Report, as a bare number, how many lines hold "remove".

------------

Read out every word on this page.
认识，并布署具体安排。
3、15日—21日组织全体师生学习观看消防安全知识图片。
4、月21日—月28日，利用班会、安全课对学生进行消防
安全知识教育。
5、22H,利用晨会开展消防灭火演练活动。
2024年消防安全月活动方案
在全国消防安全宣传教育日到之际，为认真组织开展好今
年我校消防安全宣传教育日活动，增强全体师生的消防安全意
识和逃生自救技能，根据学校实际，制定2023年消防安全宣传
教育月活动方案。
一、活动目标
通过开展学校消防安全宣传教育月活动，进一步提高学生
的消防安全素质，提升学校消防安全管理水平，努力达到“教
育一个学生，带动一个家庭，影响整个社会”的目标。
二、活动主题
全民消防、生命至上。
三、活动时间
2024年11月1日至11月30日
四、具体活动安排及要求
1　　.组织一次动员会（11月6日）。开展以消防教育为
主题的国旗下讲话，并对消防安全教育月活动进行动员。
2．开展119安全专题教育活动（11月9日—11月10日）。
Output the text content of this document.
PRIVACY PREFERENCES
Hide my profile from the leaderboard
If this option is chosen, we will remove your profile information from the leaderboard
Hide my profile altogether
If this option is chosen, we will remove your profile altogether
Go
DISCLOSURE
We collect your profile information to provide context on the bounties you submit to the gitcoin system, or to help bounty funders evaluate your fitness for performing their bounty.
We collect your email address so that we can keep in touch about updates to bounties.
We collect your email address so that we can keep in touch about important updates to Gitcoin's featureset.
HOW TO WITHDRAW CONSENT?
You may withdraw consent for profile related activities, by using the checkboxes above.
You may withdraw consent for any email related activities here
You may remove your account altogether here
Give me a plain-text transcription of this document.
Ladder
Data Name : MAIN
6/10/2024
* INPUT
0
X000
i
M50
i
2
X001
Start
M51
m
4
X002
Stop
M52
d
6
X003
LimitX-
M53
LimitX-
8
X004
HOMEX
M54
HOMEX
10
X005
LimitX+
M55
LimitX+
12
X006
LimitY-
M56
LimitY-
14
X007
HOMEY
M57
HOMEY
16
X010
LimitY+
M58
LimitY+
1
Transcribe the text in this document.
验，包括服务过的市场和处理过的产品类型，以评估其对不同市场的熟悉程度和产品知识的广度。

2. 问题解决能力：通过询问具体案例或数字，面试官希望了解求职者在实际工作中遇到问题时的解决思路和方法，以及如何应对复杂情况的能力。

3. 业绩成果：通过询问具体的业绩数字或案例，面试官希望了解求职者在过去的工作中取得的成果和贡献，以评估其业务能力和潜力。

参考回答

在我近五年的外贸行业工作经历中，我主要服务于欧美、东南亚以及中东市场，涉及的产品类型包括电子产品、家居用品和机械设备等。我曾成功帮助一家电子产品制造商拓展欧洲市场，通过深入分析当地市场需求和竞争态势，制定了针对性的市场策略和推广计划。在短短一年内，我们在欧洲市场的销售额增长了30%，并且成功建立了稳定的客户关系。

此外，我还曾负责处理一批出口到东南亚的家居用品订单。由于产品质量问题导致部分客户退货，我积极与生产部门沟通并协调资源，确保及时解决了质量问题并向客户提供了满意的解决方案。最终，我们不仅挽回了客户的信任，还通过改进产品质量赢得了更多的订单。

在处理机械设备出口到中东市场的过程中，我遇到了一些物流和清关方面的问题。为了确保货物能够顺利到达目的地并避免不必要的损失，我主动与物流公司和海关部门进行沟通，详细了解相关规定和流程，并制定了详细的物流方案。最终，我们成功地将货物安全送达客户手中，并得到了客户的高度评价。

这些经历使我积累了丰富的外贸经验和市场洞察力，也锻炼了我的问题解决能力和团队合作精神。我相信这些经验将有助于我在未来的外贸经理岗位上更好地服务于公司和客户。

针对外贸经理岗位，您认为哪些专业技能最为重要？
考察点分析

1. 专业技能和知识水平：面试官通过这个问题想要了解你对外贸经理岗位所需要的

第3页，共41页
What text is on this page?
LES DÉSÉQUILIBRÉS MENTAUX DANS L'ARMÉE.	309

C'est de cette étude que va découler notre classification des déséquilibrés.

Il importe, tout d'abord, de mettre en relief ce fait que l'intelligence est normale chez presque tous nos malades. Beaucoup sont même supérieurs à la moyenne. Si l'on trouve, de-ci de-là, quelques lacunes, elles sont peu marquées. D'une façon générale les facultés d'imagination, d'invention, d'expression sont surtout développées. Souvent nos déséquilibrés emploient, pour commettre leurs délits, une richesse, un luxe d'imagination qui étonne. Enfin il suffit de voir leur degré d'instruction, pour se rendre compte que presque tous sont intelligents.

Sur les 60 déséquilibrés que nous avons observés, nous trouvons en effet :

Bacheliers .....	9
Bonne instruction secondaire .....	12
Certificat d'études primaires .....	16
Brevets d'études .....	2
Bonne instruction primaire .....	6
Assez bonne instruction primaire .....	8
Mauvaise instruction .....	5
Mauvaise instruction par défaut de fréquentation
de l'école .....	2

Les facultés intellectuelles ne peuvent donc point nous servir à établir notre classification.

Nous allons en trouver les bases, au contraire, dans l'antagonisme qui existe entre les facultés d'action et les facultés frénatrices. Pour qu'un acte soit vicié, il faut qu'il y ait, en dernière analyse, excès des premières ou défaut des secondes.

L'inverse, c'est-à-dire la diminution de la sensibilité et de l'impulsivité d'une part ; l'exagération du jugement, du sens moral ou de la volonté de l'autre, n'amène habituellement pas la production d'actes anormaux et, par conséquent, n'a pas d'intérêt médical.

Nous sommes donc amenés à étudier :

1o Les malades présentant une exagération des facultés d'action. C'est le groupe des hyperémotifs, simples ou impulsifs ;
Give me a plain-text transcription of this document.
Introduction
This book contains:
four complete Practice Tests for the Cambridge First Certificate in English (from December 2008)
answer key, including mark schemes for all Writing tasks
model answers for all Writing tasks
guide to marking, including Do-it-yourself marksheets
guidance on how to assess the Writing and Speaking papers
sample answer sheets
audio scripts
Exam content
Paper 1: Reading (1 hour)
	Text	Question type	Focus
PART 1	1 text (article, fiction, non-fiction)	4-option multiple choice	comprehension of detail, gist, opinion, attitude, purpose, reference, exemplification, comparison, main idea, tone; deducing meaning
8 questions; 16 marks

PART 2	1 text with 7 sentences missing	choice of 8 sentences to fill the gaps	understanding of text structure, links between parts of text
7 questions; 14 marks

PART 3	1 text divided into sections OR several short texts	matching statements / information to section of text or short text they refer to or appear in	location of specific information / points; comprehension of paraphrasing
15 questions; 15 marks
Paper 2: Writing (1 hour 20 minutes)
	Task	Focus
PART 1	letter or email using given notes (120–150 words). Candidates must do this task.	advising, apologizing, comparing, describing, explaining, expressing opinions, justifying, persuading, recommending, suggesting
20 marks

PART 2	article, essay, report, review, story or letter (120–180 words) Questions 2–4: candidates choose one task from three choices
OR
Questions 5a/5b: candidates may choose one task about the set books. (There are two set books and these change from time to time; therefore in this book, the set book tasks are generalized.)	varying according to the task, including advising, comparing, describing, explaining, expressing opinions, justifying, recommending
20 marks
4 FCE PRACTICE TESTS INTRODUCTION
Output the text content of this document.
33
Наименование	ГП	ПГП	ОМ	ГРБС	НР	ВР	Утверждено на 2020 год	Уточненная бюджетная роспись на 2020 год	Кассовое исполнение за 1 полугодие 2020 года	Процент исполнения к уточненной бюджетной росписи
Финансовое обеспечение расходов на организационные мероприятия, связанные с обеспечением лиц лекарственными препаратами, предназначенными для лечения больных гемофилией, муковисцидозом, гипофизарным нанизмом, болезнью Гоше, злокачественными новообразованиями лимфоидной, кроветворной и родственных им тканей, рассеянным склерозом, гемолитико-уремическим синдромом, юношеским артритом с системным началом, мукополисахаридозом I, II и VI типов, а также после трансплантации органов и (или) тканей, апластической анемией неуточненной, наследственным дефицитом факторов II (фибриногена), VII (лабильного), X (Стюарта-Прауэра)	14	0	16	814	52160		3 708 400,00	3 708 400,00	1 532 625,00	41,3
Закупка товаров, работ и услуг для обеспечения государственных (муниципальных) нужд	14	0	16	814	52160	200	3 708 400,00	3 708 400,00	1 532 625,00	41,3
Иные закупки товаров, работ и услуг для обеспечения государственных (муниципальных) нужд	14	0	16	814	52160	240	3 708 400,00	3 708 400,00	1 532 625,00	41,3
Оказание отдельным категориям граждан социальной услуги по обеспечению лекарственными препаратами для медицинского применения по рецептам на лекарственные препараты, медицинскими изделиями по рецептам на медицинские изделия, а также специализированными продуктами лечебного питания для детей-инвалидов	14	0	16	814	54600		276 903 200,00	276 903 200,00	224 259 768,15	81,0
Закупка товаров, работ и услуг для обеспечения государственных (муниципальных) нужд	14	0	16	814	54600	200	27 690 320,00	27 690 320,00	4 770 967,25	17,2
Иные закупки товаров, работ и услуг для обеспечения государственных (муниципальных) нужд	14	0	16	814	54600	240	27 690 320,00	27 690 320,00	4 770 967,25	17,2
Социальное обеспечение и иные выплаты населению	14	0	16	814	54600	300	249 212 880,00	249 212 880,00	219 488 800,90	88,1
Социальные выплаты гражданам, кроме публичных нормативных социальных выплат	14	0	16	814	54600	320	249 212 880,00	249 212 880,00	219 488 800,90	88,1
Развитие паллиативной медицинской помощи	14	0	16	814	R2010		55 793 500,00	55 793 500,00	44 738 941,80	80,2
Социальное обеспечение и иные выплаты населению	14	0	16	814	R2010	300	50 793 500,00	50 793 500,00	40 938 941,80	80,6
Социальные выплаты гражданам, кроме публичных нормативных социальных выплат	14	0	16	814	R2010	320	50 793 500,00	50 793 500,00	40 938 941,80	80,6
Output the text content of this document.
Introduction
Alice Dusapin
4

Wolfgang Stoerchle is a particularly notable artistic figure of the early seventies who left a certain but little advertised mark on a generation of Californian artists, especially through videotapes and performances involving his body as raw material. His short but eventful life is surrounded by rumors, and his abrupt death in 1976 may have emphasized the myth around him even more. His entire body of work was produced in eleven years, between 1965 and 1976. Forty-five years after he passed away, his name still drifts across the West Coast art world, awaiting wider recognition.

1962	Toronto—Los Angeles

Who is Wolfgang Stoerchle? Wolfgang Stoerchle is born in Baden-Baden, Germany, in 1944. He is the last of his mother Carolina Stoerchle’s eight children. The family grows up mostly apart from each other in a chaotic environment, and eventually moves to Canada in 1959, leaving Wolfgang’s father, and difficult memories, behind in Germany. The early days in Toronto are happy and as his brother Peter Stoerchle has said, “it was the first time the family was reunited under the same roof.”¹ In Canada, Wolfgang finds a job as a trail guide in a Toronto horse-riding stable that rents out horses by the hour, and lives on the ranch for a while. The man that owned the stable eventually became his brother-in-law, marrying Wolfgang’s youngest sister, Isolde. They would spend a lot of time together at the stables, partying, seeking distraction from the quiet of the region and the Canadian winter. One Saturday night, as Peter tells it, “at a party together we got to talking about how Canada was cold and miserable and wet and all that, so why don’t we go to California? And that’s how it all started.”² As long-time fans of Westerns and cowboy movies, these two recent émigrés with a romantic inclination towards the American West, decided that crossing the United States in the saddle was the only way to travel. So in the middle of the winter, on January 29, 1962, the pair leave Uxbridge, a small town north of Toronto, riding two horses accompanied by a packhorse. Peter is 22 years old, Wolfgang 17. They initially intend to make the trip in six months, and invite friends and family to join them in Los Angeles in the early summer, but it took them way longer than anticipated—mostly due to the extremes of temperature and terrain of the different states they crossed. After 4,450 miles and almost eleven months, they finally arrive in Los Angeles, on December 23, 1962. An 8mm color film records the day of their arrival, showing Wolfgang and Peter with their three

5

------------

▸ Result of this task: 3